Copyright Australian Bureau of Statistics, 2001


EXPLANATORY NOTES


INTRODUCTION

1 This publication presents results in respect of the 1999-2000 financial year from a census of businesses engaged in the television broadcasting industry.


SCOPE

2 The collection was a census of all businesses classified to Class 9122, Television Services, of the 1993 edition of the Australian and New Zealand Standard Industrial Classification (ANZSIC). This class includes all businesses mainly engaged in television broadcasting, and includes commercial free-to-air broadcasters, public broadcasters and pay television broadcasters. For this collection, community television broadcasters were excluded.


COLLECTION METHODOLOGY

3 Most of the financial data (income, expenditure and assets and liabilities) obtained in this collection was sourced from the Australian Broadcasting Authority (ABA), while the employment and television production data were obtained directly from the television broadcasting businesses.

4 This collection methodology is different to the methodology used in the 1993-94 and 1996-97 television services industry collections, so care should be taken in comparing with historical data. In order to assist with historical comparisons, the 1996-97 statistics in table 1 have been revised using ABA data.

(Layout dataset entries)
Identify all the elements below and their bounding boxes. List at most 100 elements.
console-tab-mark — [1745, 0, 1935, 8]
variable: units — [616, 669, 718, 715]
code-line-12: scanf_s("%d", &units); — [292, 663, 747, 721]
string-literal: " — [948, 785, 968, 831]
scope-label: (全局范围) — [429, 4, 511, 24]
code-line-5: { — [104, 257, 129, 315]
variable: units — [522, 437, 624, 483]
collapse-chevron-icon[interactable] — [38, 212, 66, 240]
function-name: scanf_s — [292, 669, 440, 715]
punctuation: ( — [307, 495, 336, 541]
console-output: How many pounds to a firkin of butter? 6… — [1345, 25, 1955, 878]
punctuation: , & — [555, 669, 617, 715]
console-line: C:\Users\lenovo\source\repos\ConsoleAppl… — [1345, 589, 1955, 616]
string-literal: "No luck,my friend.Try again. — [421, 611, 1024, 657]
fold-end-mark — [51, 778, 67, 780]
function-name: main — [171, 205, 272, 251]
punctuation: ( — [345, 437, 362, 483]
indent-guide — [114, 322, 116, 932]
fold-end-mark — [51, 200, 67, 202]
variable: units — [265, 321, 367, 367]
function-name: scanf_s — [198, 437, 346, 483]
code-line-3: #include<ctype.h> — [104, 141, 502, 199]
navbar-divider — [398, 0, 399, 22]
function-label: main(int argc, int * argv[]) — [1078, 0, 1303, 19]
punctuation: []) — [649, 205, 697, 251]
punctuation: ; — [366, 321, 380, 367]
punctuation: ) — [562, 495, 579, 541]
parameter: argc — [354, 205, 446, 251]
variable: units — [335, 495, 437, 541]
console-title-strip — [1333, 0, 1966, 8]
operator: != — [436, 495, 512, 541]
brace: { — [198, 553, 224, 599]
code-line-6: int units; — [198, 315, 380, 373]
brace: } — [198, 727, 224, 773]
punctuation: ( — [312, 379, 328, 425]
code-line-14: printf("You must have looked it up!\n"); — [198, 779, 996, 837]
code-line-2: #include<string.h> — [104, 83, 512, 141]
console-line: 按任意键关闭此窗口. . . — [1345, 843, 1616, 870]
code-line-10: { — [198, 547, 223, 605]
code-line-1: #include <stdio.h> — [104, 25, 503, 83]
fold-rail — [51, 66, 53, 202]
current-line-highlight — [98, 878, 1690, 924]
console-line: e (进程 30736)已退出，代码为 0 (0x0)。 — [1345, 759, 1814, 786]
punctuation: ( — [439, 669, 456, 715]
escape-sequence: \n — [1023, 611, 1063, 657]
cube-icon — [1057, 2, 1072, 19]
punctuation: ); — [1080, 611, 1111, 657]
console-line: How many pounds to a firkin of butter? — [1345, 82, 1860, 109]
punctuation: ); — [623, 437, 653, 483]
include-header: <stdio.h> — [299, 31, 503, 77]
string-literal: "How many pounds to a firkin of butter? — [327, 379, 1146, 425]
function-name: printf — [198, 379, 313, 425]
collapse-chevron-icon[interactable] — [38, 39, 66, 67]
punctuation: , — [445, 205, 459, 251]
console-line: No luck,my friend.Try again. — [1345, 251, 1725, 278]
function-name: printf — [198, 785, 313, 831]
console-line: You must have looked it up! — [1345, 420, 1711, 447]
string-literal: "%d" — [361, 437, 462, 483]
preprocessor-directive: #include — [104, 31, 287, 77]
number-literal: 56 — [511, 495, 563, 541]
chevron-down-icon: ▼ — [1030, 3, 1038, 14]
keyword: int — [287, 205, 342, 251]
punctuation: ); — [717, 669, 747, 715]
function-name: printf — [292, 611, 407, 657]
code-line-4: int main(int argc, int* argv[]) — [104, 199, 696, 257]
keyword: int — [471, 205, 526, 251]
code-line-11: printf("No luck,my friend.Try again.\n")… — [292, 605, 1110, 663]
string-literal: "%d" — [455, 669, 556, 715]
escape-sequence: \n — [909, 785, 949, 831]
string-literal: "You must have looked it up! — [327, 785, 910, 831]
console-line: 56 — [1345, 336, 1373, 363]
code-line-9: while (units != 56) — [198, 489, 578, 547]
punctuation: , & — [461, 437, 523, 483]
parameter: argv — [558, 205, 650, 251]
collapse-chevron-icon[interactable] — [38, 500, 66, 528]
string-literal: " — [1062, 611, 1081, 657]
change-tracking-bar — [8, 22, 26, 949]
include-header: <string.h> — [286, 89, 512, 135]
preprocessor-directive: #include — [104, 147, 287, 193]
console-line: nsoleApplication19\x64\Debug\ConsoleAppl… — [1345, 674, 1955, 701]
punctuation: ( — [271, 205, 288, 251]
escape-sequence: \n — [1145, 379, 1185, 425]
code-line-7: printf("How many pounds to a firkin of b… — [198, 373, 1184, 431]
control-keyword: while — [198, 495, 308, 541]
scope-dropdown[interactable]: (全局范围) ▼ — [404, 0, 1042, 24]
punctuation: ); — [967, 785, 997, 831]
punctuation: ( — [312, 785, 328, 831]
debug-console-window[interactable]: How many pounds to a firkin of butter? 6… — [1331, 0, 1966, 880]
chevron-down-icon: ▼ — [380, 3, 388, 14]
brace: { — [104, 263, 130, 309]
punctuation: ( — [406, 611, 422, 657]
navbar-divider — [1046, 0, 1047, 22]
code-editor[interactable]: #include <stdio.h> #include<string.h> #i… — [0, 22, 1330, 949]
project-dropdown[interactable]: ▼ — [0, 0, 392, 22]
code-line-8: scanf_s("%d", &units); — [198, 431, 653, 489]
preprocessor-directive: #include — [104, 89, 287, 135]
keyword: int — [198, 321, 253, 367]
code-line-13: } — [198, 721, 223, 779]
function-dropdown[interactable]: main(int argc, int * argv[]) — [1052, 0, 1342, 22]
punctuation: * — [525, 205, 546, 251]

◆ Required task 1
Transcribe the television broadcasting notes word for word, covering everything from "INTRODUCTION" down to "broadcasters were excluded.".
◆ Required task 2
Write the next portion of the television broadcasting notes, starting right after their final sentence.
These entries have no connection to the television broadcasting notes.

◆ Task answer 1
INTRODUCTION

1 This publication presents results in respect of the 1999-2000 financial year from a census of businesses engaged in the television broadcasting industry.


SCOPE

2 The collection was a census of all businesses classified to Class 9122, Television Services, of the 1993 edition of the Australian and New Zealand Standard Industrial Classification (ANZSIC). This class includes all businesses mainly engaged in television broadcasting, and includes commercial free-to-air broadcasters, public broadcasters and pay television broadcasters. For this collection, community television broadcasters were excluded.

◆ Task answer 2
STATISTICAL UNIT

5 The unit for which employment and production statistics were reported in the census was the management unit. The management unit is the highest-level accounting unit within a business, having regard for industry homogeneity, for which accounts are maintained. In nearly all cases it coincides with the legal entity owning the business (i.e. company, partnership trust, sole operator, etc.). In the case of large diversified businesses, however, there may be more than one management unit, each coinciding with a 'division' or 'line of business'. A division or line of business is recognised where separate and comprehensive accounts are compiled for it.


STATE DATA

6 Data were collected from the Australia-wide operations of each business. Businesses which operated in more than one State or Territory were asked to provide a dissection of their employment by State and Territory while the ABA were able to provide income, expenditure and assets and liabilities data by State and Territory to enable State and Territory statistics to be compiled and comparisons undertaken.


REFERENCE PERIOD

7 Data contained in the tables of this publication relate to all businesses which operated in Australia at any time during the year ended 30 June 2000. Counts of businesses include only those businesses that were operating at 30 June 2000.


RELIABILITY OF DATA

8 Because the census does not have a sample component, the data are not subject to sampling variability. However, other inaccuracies collectively referred to as non-sampling error may affect the data. These non-sampling errors may arise from a number of sources, including:
  • deficiencies in the register of units from which the census was taken;
  • errors in the reporting of data by respondents;
  • errors in the capturing or processing of data;
  • estimation for missing or mis-reported data; and
  • definition and classification errors.

9 Every effort has been made to reduce non-sampling error to a minimum by careful design and testing of questionnaires, efficient operating procedures and systems, and appropriate methodology.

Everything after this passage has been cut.